Each record below must be returned exactly as shown.

[Dataset records]
┄┄┄┄┄┄┄┄┄┄
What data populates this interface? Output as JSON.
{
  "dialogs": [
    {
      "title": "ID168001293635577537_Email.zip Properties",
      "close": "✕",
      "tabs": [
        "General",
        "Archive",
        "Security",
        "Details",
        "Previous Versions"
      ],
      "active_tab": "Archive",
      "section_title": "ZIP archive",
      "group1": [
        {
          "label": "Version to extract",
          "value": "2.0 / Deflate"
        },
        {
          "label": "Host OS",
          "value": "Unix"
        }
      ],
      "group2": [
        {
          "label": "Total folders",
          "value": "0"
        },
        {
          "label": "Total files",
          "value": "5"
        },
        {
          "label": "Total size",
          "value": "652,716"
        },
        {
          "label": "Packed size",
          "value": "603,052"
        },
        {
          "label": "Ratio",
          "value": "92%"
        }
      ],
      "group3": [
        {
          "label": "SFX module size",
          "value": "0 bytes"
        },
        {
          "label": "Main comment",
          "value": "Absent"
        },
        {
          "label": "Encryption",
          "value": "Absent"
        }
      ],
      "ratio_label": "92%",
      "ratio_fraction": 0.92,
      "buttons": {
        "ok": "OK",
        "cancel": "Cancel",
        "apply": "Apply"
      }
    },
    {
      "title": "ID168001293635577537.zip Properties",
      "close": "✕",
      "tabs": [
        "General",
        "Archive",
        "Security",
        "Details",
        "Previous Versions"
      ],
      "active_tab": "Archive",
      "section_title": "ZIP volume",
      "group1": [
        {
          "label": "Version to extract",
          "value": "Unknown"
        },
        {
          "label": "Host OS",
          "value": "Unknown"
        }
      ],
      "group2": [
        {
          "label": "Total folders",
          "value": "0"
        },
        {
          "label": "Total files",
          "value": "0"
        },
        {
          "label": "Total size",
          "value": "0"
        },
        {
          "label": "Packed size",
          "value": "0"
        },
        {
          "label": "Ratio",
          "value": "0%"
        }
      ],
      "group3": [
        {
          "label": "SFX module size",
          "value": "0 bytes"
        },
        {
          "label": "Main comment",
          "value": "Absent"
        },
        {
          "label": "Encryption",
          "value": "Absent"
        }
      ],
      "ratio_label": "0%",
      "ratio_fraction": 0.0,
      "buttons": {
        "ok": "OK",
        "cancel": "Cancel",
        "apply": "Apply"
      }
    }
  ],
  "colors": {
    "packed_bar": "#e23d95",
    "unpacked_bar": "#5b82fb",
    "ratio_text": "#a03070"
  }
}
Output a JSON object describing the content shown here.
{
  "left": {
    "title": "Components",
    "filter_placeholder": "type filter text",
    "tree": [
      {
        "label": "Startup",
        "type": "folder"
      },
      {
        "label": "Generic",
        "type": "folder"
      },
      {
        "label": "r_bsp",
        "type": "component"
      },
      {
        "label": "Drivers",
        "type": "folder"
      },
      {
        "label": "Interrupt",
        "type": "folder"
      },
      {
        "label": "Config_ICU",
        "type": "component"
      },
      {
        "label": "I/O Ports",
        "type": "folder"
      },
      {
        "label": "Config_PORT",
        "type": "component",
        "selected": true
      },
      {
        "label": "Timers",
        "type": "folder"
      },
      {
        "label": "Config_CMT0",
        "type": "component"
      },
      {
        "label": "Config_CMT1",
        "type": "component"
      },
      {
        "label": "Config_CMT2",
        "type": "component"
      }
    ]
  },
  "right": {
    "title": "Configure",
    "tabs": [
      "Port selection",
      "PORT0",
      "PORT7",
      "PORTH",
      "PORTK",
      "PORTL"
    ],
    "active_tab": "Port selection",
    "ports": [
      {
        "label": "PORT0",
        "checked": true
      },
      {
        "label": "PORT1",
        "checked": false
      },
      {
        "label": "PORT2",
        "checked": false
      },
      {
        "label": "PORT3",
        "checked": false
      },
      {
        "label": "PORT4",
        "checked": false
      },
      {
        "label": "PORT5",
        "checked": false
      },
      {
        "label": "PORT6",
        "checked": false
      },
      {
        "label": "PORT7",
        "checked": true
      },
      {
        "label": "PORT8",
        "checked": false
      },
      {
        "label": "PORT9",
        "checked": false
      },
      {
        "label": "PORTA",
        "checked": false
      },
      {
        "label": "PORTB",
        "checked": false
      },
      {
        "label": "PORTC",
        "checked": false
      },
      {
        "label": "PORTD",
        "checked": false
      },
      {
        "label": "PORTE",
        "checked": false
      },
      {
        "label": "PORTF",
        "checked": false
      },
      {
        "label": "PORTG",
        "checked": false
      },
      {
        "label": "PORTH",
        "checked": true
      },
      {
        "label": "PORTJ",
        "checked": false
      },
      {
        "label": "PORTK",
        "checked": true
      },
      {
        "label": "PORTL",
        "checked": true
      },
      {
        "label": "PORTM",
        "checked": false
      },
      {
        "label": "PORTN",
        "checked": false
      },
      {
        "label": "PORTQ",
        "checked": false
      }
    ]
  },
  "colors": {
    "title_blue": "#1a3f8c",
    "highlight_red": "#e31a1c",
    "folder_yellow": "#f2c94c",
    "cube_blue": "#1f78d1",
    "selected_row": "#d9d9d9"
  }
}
┄┄┄┄┄┄┄┄┄┄
- _Exercise solution_:
What data populates this interface? Output as JSON.
{
  "dialogs": [
    {
      "title": "ID168001293635577537_Email.zip Properties",
      "close": "✕",
      "tabs": [
        "General",
        "Archive",
        "Security",
        "Details",
        "Previous Versions"
      ],
      "active_tab": "Archive",
      "section_title": "ZIP archive",
      "group1": [
        {
          "label": "Version to extract",
          "value": "2.0 / Deflate"
        },
        {
          "label": "Host OS",
          "value": "Unix"
        }
      ],
      "group2": [
        {
          "label": "Total folders",
          "value": "0"
        },
        {
          "label": "Total files",
          "value": "5"
        },
        {
          "label": "Total size",
          "value": "652,716"
        },
        {
          "label": "Packed size",
          "value": "603,052"
        },
        {
          "label": "Ratio",
          "value": "92%"
        }
      ],
      "group3": [
        {
          "label": "SFX module size",
          "value": "0 bytes"
        },
        {
          "label": "Main comment",
          "value": "Absent"
        },
        {
          "label": "Encryption",
          "value": "Absent"
        }
      ],
      "ratio_label": "92%",
      "ratio_fraction": 0.92,
      "buttons": {
        "ok": "OK",
        "cancel": "Cancel",
        "apply": "Apply"
      }
    },
    {
      "title": "ID168001293635577537.zip Properties",
      "close": "✕",
      "tabs": [
        "General",
        "Archive",
        "Security",
        "Details",
        "Previous Versions"
      ],
      "active_tab": "Archive",
      "section_title": "ZIP volume",
      "group1": [
        {
          "label": "Version to extract",
          "value": "Unknown"
        },
        {
          "label": "Host OS",
          "value": "Unknown"
        }
      ],
      "group2": [
        {
          "label": "Total folders",
          "value": "0"
        },
        {
          "label": "Total files",
          "value": "0"
        },
        {
          "label": "Total size",
          "value": "0"
        },
        {
          "label": "Packed size",
          "value": "0"
        },
        {
          "label": "Ratio",
          "value": "0%"
        }
      ],
      "group3": [
        {
          "label": "SFX module size",
          "value": "0 bytes"
        },
        {
          "label": "Main comment",
          "value": "Absent"
        },
        {
          "label": "Encryption",
          "value": "Absent"
        }
      ],
      "ratio_label": "0%",
      "ratio_fraction": 0.0,
      "buttons": {
        "ok": "OK",
        "cancel": "Cancel",
        "apply": "Apply"
      }
    }
  ],
  "colors": {
    "packed_bar": "#e23d95",
    "unpacked_bar": "#5b82fb",
    "ratio_text": "#a03070"
  }
}
Output a JSON object describing the content shown here.
{
  "left": {
    "title": "Components",
    "filter_placeholder": "type filter text",
    "tree": [
      {
        "label": "Startup",
        "type": "folder"
      },
      {
        "label": "Generic",
        "type": "folder"
      },
      {
        "label": "r_bsp",
        "type": "component"
      },
      {
        "label": "Drivers",
        "type": "folder"
      },
      {
        "label": "Interrupt",
        "type": "folder"
      },
      {
        "label": "Config_ICU",
        "type": "component"
      },
      {
        "label": "I/O Ports",
        "type": "folder"
      },
      {
        "label": "Config_PORT",
        "type": "component",
        "selected": true
      },
      {
        "label": "Timers",
        "type": "folder"
      },
      {
        "label": "Config_CMT0",
        "type": "component"
      },
      {
        "label": "Config_CMT1",
        "type": "component"
      },
      {
        "label": "Config_CMT2",
        "type": "component"
      }
    ]
  },
  "right": {
    "title": "Configure",
    "tabs": [
      "Port selection",
      "PORT0",
      "PORT7",
      "PORTH",
      "PORTK",
      "PORTL"
    ],
    "active_tab": "Port selection",
    "ports": [
      {
        "label": "PORT0",
        "checked": true
      },
      {
        "label": "PORT1",
        "checked": false
      },
      {
        "label": "PORT2",
        "checked": false
      },
      {
        "label": "PORT3",
        "checked": false
      },
      {
        "label": "PORT4",
        "checked": false
      },
      {
        "label": "PORT5",
        "checked": false
      },
      {
        "label": "PORT6",
        "checked": false
      },
      {
        "label": "PORT7",
        "checked": true
      },
      {
        "label": "PORT8",
        "checked": false
      },
      {
        "label": "PORT9",
        "checked": false
      },
      {
        "label": "PORTA",
        "checked": false
      },
      {
        "label": "PORTB",
        "checked": false
      },
      {
        "label": "PORTC",
        "checked": false
      },
      {
        "label": "PORTD",
        "checked": false
      },
      {
        "label": "PORTE",
        "checked": false
      },
      {
        "label": "PORTF",
        "checked": false
      },
      {
        "label": "PORTG",
        "checked": false
      },
      {
        "label": "PORTH",
        "checked": true
      },
      {
        "label": "PORTJ",
        "checked": false
      },
      {
        "label": "PORTK",
        "checked": true
      },
      {
        "label": "PORTL",
        "checked": true
      },
      {
        "label": "PORTM",
        "checked": false
      },
      {
        "label": "PORTN",
        "checked": false
      },
      {
        "label": "PORTQ",
        "checked": false
      }
    ]
  },
  "colors": {
    "title_blue": "#1a3f8c",
    "highlight_red": "#e31a1c",
    "folder_yellow": "#f2c94c",
    "cube_blue": "#1f78d1",
    "selected_row": "#d9d9d9"
  }
}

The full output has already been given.